**Task prompt:**
Return every record below exactly as written, omitting any pictures.
:::::
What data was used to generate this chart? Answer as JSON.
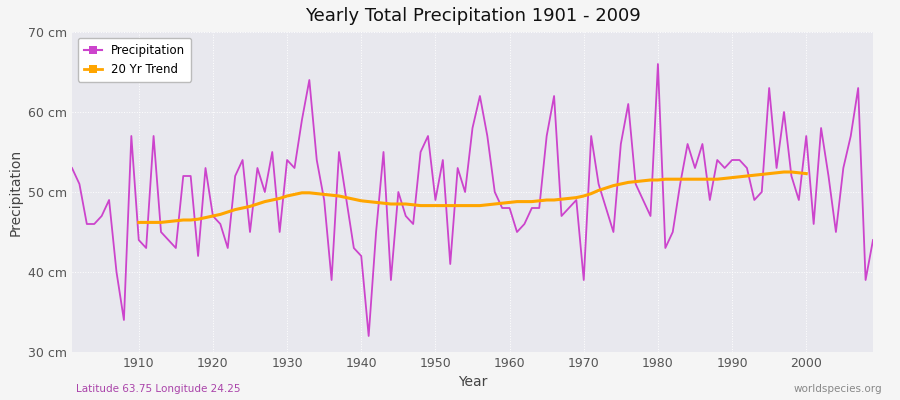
{
  "title": "Yearly Total Precipitation 1901 - 2009",
  "xlabel": "Year",
  "ylabel": "Precipitation",
  "subtitle_left": "Latitude 63.75 Longitude 24.25",
  "subtitle_right": "worldspecies.org",
  "ylim": [
    30,
    70
  ],
  "yticks": [
    30,
    40,
    50,
    60,
    70
  ],
  "ytick_labels": [
    "30 cm",
    "40 cm",
    "50 cm",
    "60 cm",
    "70 cm"
  ],
  "xlim": [
    1901,
    2009
  ],
  "precip_color": "#CC44CC",
  "trend_color": "#FFA500",
  "bg_color": "#E8E8EE",
  "fig_bg": "#F5F5F5",
  "years": [
    1901,
    1902,
    1903,
    1904,
    1905,
    1906,
    1907,
    1908,
    1909,
    1910,
    1911,
    1912,
    1913,
    1914,
    1915,
    1916,
    1917,
    1918,
    1919,
    1920,
    1921,
    1922,
    1923,
    1924,
    1925,
    1926,
    1927,
    1928,
    1929,
    1930,
    1931,
    1932,
    1933,
    1934,
    1935,
    1936,
    1937,
    1938,
    1939,
    1940,
    1941,
    1942,
    1943,
    1944,
    1945,
    1946,
    1947,
    1948,
    1949,
    1950,
    1951,
    1952,
    1953,
    1954,
    1955,
    1956,
    1957,
    1958,
    1959,
    1960,
    1961,
    1962,
    1963,
    1964,
    1965,
    1966,
    1967,
    1968,
    1969,
    1970,
    1971,
    1972,
    1973,
    1974,
    1975,
    1976,
    1977,
    1978,
    1979,
    1980,
    1981,
    1982,
    1983,
    1984,
    1985,
    1986,
    1987,
    1988,
    1989,
    1990,
    1991,
    1992,
    1993,
    1994,
    1995,
    1996,
    1997,
    1998,
    1999,
    2000,
    2001,
    2002,
    2003,
    2004,
    2005,
    2006,
    2007,
    2008,
    2009
  ],
  "precipitation": [
    53,
    51,
    46,
    46,
    47,
    49,
    40,
    34,
    57,
    44,
    43,
    57,
    45,
    44,
    43,
    52,
    52,
    42,
    53,
    47,
    46,
    43,
    52,
    54,
    45,
    53,
    50,
    55,
    45,
    54,
    53,
    59,
    64,
    54,
    49,
    39,
    55,
    49,
    43,
    42,
    32,
    45,
    55,
    39,
    50,
    47,
    46,
    55,
    57,
    49,
    54,
    41,
    53,
    50,
    58,
    62,
    57,
    50,
    48,
    48,
    45,
    46,
    48,
    48,
    57,
    62,
    47,
    48,
    49,
    39,
    57,
    51,
    48,
    45,
    56,
    61,
    51,
    49,
    47,
    66,
    43,
    45,
    51,
    56,
    53,
    56,
    49,
    54,
    53,
    54,
    54,
    53,
    49,
    50,
    63,
    53,
    60,
    52,
    49,
    57,
    46,
    58,
    52,
    45,
    53,
    57,
    63,
    39,
    44
  ],
  "trend_years": [
    1910,
    1911,
    1912,
    1913,
    1914,
    1915,
    1916,
    1917,
    1918,
    1919,
    1920,
    1921,
    1922,
    1923,
    1924,
    1925,
    1926,
    1927,
    1928,
    1929,
    1930,
    1931,
    1932,
    1933,
    1934,
    1935,
    1936,
    1937,
    1938,
    1939,
    1940,
    1941,
    1942,
    1943,
    1944,
    1945,
    1946,
    1947,
    1948,
    1949,
    1950,
    1951,
    1952,
    1953,
    1954,
    1955,
    1956,
    1957,
    1958,
    1959,
    1960,
    1961,
    1962,
    1963,
    1964,
    1965,
    1966,
    1967,
    1968,
    1969,
    1970,
    1971,
    1972,
    1973,
    1974,
    1975,
    1976,
    1977,
    1978,
    1979,
    1980,
    1981,
    1982,
    1983,
    1984,
    1985,
    1986,
    1987,
    1988,
    1989,
    1990,
    1991,
    1992,
    1993,
    1994,
    1995,
    1996,
    1997,
    1998,
    1999,
    2000
  ],
  "trend": [
    46.2,
    46.2,
    46.2,
    46.2,
    46.3,
    46.4,
    46.5,
    46.5,
    46.6,
    46.8,
    47.0,
    47.2,
    47.5,
    47.8,
    48.0,
    48.2,
    48.5,
    48.8,
    49.0,
    49.2,
    49.5,
    49.7,
    49.9,
    49.9,
    49.8,
    49.7,
    49.6,
    49.5,
    49.3,
    49.1,
    48.9,
    48.8,
    48.7,
    48.6,
    48.5,
    48.5,
    48.5,
    48.4,
    48.3,
    48.3,
    48.3,
    48.3,
    48.3,
    48.3,
    48.3,
    48.3,
    48.3,
    48.4,
    48.5,
    48.6,
    48.7,
    48.8,
    48.8,
    48.8,
    48.9,
    49.0,
    49.0,
    49.1,
    49.2,
    49.3,
    49.5,
    49.8,
    50.2,
    50.5,
    50.8,
    51.0,
    51.2,
    51.3,
    51.4,
    51.5,
    51.5,
    51.6,
    51.6,
    51.6,
    51.6,
    51.6,
    51.6,
    51.6,
    51.6,
    51.7,
    51.8,
    51.9,
    52.0,
    52.1,
    52.2,
    52.3,
    52.4,
    52.5,
    52.5,
    52.4,
    52.3
  ]
}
:::::
**Result for this task:**
What data was used to generate this chart? Answer as JSON.
{
  "title": "Yearly Total Precipitation 1901 - 2009",
  "xlabel": "Year",
  "ylabel": "Precipitation",
  "subtitle_left": "Latitude 63.75 Longitude 24.25",
  "subtitle_right": "worldspecies.org",
  "ylim": [
    30,
    70
  ],
  "yticks": [
    30,
    40,
    50,
    60,
    70
  ],
  "ytick_labels": [
    "30 cm",
    "40 cm",
    "50 cm",
    "60 cm",
    "70 cm"
  ],
  "xlim": [
    1901,
    2009
  ],
  "precip_color": "#CC44CC",
  "trend_color": "#FFA500",
  "bg_color": "#E8E8EE",
  "fig_bg": "#F5F5F5",
  "years": [
    1901,
    1902,
    1903,
    1904,
    1905,
    1906,
    1907,
    1908,
    1909,
    1910,
    1911,
    1912,
    1913,
    1914,
    1915,
    1916,
    1917,
    1918,
    1919,
    1920,
    1921,
    1922,
    1923,
    1924,
    1925,
    1926,
    1927,
    1928,
    1929,
    1930,
    1931,
    1932,
    1933,
    1934,
    1935,
    1936,
    1937,
    1938,
    1939,
    1940,
    1941,
    1942,
    1943,
    1944,
    1945,
    1946,
    1947,
    1948,
    1949,
    1950,
    1951,
    1952,
    1953,
    1954,
    1955,
    1956,
    1957,
    1958,
    1959,
    1960,
    1961,
    1962,
    1963,
    1964,
    1965,
    1966,
    1967,
    1968,
    1969,
    1970,
    1971,
    1972,
    1973,
    1974,
    1975,
    1976,
    1977,
    1978,
    1979,
    1980,
    1981,
    1982,
    1983,
    1984,
    1985,
    1986,
    1987,
    1988,
    1989,
    1990,
    1991,
    1992,
    1993,
    1994,
    1995,
    1996,
    1997,
    1998,
    1999,
    2000,
    2001,
    2002,
    2003,
    2004,
    2005,
    2006,
    2007,
    2008,
    2009
  ],
  "precipitation": [
    53,
    51,
    46,
    46,
    47,
    49,
    40,
    34,
    57,
    44,
    43,
    57,
    45,
    44,
    43,
    52,
    52,
    42,
    53,
    47,
    46,
    43,
    52,
    54,
    45,
    53,
    50,
    55,
    45,
    54,
    53,
    59,
    64,
    54,
    49,
    39,
    55,
    49,
    43,
    42,
    32,
    45,
    55,
    39,
    50,
    47,
    46,
    55,
    57,
    49,
    54,
    41,
    53,
    50,
    58,
    62,
    57,
    50,
    48,
    48,
    45,
    46,
    48,
    48,
    57,
    62,
    47,
    48,
    49,
    39,
    57,
    51,
    48,
    45,
    56,
    61,
    51,
    49,
    47,
    66,
    43,
    45,
    51,
    56,
    53,
    56,
    49,
    54,
    53,
    54,
    54,
    53,
    49,
    50,
    63,
    53,
    60,
    52,
    49,
    57,
    46,
    58,
    52,
    45,
    53,
    57,
    63,
    39,
    44
  ],
  "trend_years": [
    1910,
    1911,
    1912,
    1913,
    1914,
    1915,
    1916,
    1917,
    1918,
    1919,
    1920,
    1921,
    1922,
    1923,
    1924,
    1925,
    1926,
    1927,
    1928,
    1929,
    1930,
    1931,
    1932,
    1933,
    1934,
    1935,
    1936,
    1937,
    1938,
    1939,
    1940,
    1941,
    1942,
    1943,
    1944,
    1945,
    1946,
    1947,
    1948,
    1949,
    1950,
    1951,
    1952,
    1953,
    1954,
    1955,
    1956,
    1957,
    1958,
    1959,
    1960,
    1961,
    1962,
    1963,
    1964,
    1965,
    1966,
    1967,
    1968,
    1969,
    1970,
    1971,
    1972,
    1973,
    1974,
    1975,
    1976,
    1977,
    1978,
    1979,
    1980,
    1981,
    1982,
    1983,
    1984,
    1985,
    1986,
    1987,
    1988,
    1989,
    1990,
    1991,
    1992,
    1993,
    1994,
    1995,
    1996,
    1997,
    1998,
    1999,
    2000
  ],
  "trend": [
    46.2,
    46.2,
    46.2,
    46.2,
    46.3,
    46.4,
    46.5,
    46.5,
    46.6,
    46.8,
    47.0,
    47.2,
    47.5,
    47.8,
    48.0,
    48.2,
    48.5,
    48.8,
    49.0,
    49.2,
    49.5,
    49.7,
    49.9,
    49.9,
    49.8,
    49.7,
    49.6,
    49.5,
    49.3,
    49.1,
    48.9,
    48.8,
    48.7,
    48.6,
    48.5,
    48.5,
    48.5,
    48.4,
    48.3,
    48.3,
    48.3,
    48.3,
    48.3,
    48.3,
    48.3,
    48.3,
    48.3,
    48.4,
    48.5,
    48.6,
    48.7,
    48.8,
    48.8,
    48.8,
    48.9,
    49.0,
    49.0,
    49.1,
    49.2,
    49.3,
    49.5,
    49.8,
    50.2,
    50.5,
    50.8,
    51.0,
    51.2,
    51.3,
    51.4,
    51.5,
    51.5,
    51.6,
    51.6,
    51.6,
    51.6,
    51.6,
    51.6,
    51.6,
    51.6,
    51.7,
    51.8,
    51.9,
    52.0,
    52.1,
    52.2,
    52.3,
    52.4,
    52.5,
    52.5,
    52.4,
    52.3
  ]
}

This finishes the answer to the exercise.